**Raw data:**

+===+

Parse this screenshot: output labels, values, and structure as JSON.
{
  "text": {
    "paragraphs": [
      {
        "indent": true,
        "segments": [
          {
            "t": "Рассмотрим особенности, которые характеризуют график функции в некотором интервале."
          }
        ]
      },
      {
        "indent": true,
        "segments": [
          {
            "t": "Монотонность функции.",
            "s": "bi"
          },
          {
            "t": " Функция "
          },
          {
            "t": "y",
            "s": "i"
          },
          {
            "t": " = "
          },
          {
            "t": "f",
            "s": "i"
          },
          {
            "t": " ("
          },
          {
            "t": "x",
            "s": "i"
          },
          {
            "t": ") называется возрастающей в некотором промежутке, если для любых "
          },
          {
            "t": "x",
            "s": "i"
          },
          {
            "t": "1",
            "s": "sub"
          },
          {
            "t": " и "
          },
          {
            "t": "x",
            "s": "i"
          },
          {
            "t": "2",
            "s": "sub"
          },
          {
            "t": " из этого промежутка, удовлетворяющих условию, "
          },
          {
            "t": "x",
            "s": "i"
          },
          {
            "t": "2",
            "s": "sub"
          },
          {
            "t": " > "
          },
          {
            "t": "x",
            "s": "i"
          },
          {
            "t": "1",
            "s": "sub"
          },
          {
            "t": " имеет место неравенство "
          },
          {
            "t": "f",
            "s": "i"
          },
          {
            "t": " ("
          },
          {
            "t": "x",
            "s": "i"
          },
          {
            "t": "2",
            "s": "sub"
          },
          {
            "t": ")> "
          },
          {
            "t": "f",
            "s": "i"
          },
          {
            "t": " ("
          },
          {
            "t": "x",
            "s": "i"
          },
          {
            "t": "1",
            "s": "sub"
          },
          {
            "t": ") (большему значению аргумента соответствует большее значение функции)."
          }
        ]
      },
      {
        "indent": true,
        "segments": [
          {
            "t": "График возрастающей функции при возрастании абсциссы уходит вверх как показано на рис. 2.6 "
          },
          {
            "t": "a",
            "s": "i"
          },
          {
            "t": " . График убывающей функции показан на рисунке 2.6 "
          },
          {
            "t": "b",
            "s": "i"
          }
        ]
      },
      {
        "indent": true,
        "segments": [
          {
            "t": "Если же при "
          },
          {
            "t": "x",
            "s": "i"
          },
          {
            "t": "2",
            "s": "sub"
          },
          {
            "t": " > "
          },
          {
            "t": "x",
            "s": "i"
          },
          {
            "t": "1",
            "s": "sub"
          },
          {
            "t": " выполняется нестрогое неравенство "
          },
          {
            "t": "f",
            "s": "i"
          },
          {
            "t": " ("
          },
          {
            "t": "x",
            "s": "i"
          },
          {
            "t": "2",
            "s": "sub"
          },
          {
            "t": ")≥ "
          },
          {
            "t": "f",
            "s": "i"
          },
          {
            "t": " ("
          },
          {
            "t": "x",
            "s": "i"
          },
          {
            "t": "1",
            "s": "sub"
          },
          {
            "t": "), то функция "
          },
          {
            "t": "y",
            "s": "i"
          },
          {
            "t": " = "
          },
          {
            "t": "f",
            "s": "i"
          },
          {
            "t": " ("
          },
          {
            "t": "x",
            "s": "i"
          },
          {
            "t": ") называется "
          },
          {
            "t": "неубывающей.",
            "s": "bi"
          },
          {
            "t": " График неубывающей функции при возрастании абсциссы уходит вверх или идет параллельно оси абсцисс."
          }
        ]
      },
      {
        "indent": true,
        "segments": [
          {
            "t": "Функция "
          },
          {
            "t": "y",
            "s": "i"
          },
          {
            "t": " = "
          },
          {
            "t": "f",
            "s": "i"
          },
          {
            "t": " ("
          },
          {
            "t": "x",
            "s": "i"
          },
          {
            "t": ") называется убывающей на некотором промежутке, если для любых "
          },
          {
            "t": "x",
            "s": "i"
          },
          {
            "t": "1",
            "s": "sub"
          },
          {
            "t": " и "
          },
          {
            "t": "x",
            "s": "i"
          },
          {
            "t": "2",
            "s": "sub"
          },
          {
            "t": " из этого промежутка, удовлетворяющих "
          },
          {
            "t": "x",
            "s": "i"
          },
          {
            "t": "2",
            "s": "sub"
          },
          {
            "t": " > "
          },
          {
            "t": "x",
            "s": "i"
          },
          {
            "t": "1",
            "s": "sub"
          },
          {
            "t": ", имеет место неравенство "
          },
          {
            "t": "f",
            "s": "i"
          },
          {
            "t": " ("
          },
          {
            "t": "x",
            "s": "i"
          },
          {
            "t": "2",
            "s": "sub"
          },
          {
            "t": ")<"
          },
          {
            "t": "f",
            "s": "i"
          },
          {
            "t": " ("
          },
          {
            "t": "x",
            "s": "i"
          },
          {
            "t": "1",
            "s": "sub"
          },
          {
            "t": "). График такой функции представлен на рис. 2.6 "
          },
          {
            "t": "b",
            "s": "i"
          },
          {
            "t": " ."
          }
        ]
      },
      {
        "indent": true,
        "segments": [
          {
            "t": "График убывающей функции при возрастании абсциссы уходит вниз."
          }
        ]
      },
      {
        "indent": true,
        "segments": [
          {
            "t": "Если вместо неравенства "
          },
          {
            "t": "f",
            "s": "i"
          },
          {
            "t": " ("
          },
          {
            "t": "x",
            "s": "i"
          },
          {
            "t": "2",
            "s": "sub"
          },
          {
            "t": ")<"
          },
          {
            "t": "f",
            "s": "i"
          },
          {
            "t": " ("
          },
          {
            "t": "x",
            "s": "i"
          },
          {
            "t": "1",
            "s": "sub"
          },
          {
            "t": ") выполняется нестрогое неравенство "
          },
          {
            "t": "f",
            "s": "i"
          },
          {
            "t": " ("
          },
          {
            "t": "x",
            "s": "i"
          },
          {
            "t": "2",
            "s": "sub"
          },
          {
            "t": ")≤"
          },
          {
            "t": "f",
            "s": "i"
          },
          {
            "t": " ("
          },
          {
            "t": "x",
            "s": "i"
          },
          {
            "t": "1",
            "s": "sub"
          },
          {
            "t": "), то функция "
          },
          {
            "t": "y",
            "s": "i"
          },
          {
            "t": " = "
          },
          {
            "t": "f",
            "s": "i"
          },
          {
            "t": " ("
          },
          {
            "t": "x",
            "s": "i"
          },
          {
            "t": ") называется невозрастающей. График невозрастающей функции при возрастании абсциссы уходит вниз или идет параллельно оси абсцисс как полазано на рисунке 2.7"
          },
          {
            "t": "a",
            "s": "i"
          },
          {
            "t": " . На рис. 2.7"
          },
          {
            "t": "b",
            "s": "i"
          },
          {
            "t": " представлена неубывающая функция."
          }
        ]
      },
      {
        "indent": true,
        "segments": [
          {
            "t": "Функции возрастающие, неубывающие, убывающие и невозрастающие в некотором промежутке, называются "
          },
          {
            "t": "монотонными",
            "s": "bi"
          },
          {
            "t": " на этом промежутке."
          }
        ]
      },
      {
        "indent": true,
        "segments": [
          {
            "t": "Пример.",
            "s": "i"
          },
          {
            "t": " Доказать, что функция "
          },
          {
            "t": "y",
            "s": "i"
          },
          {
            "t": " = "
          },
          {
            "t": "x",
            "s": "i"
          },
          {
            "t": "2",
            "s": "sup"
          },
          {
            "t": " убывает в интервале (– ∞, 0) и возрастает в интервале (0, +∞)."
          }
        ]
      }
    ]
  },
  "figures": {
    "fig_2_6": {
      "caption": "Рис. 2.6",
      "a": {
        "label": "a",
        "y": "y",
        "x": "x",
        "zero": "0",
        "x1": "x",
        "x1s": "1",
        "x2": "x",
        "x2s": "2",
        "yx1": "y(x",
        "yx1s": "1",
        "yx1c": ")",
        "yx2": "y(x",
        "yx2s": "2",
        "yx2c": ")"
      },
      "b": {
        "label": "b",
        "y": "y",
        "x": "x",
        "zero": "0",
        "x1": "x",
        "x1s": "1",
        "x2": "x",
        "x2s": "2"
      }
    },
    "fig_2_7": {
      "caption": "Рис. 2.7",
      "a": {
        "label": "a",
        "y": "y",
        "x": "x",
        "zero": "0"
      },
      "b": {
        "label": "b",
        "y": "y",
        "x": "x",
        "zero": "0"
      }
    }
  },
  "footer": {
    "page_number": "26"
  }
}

+===+

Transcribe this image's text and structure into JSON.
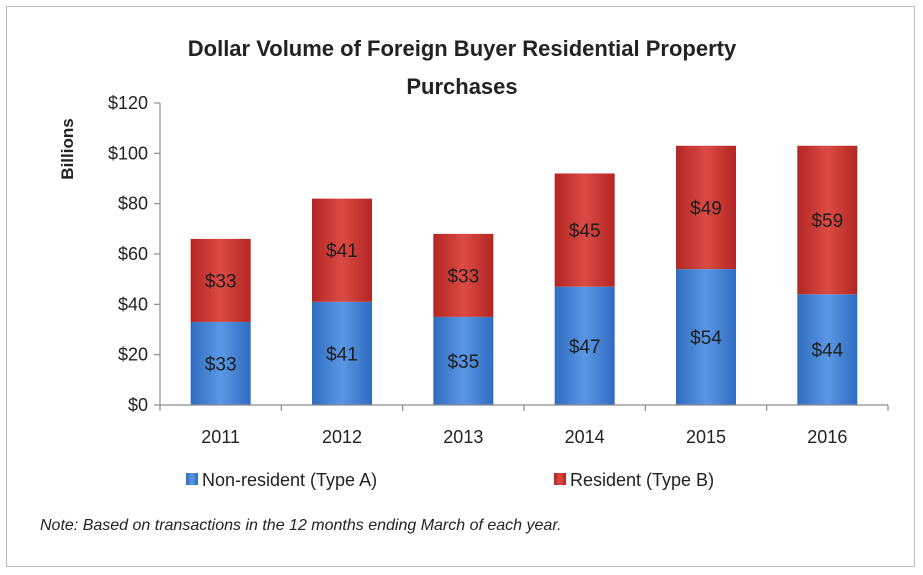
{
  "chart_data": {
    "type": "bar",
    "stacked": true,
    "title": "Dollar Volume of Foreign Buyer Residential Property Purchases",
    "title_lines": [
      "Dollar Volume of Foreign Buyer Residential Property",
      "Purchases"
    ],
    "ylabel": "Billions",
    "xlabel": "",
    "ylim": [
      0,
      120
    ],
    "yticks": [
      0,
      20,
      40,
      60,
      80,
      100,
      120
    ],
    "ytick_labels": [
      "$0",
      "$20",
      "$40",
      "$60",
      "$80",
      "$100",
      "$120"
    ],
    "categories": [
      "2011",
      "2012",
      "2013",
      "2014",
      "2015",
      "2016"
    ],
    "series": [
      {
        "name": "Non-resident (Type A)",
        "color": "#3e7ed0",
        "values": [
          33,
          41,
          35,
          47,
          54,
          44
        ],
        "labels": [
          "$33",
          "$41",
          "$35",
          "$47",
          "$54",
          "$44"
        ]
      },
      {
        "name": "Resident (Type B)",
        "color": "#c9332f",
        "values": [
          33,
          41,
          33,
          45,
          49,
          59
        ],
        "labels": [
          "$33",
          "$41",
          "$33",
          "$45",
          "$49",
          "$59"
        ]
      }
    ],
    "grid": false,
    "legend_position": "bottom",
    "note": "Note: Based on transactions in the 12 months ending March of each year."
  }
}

+===+

**To be done:** Look through the listing and extract every line with "выполняется" in it.

**Full output:**
            "t": " выполняется нестрогое неравенство "
            "t": ") выполняется нестрогое неравенство "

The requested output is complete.